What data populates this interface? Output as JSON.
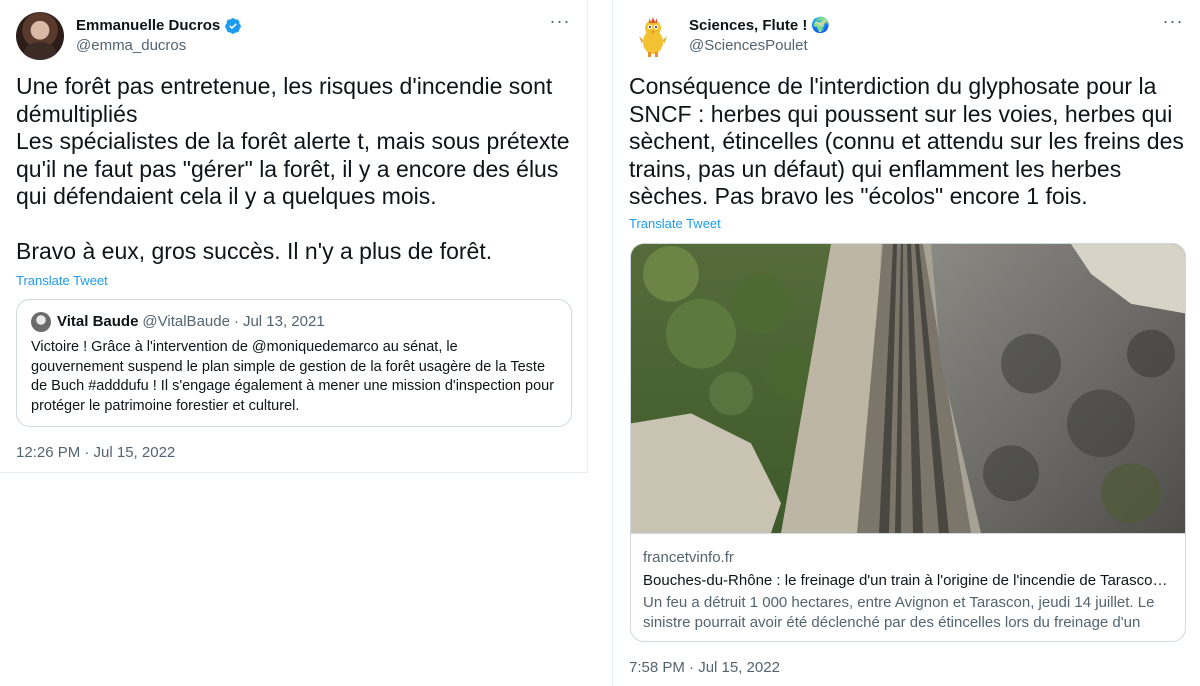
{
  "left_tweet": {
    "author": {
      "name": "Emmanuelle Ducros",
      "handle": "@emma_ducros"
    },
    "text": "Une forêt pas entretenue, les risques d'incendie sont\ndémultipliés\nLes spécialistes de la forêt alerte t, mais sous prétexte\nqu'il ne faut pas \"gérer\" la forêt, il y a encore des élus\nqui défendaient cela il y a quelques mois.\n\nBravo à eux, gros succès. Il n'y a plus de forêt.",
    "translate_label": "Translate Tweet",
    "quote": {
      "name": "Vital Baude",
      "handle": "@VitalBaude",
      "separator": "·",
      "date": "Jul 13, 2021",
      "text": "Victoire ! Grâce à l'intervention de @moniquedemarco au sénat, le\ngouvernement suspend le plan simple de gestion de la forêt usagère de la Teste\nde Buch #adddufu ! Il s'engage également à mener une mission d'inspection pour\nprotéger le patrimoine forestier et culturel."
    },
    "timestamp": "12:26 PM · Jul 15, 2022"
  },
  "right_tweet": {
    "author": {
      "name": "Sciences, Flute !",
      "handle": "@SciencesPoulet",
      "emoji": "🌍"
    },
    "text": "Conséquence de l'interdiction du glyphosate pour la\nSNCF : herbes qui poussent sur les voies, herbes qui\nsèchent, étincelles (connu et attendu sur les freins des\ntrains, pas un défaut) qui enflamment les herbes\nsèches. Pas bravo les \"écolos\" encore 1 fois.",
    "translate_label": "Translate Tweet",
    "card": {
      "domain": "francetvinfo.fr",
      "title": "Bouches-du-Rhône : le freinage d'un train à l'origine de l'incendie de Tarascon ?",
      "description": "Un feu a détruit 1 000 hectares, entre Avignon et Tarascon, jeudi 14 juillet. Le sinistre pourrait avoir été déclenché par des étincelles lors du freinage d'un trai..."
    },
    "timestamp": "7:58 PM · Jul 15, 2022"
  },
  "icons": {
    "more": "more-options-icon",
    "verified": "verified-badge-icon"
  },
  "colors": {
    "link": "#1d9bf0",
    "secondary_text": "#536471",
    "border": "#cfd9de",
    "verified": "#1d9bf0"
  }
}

Exercise »
Look through the records and gather every line containing "Tarascon".

Complete output »
      "title": "Bouches-du-Rhône : le freinage d'un train à l'origine de l'incendie de Tarascon ?",
      "description": "Un feu a détruit 1 000 hectares, entre Avignon et Tarascon, jeudi 14 juillet. Le sinistre pourrait avoir été déclenché par des étincelles lors du freinage d'un trai..."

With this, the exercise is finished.